• **What to work on**
Tell how many lines in these records contain the string "Management", with only the number as the reply.

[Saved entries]
____________

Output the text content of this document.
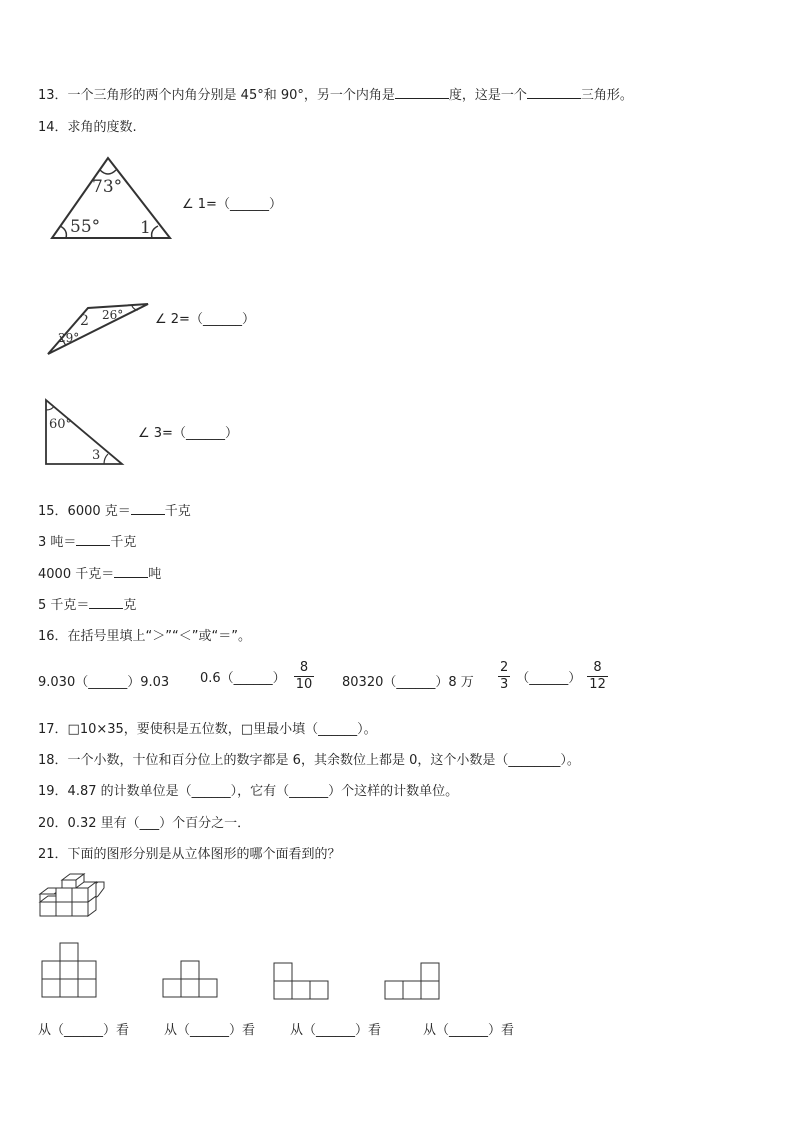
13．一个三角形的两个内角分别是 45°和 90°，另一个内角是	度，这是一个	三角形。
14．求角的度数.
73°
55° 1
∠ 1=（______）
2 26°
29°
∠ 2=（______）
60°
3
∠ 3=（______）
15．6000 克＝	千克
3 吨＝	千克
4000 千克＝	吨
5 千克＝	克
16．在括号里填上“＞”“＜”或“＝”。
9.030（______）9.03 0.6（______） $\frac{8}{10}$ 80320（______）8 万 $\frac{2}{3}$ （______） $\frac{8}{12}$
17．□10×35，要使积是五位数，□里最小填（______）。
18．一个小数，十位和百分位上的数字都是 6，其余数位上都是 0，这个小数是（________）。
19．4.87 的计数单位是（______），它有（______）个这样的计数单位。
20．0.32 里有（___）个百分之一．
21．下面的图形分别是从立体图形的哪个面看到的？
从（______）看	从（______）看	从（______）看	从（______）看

____________

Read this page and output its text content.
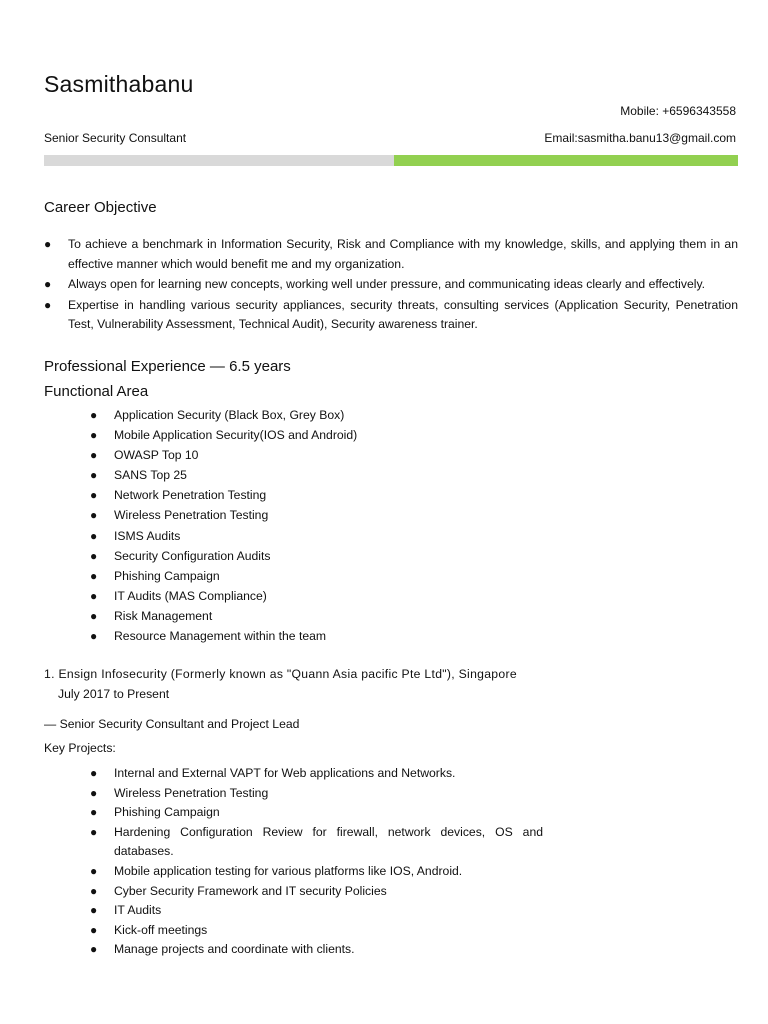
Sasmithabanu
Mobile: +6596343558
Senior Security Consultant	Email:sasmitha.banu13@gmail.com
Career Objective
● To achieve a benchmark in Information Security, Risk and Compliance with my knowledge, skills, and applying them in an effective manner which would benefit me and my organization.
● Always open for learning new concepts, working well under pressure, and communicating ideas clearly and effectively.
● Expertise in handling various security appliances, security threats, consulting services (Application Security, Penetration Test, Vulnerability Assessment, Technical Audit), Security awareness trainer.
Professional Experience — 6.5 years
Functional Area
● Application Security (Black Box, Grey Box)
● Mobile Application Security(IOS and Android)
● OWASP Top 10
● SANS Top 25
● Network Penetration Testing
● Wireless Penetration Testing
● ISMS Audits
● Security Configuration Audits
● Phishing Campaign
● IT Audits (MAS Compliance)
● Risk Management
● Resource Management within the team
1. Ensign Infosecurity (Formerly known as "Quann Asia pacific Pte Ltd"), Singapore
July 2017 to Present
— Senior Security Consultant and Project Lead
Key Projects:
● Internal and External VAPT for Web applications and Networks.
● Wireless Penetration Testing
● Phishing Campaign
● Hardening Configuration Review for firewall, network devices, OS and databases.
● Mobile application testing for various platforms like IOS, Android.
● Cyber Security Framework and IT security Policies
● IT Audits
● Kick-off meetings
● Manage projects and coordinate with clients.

____________

• **Solution for this task**
2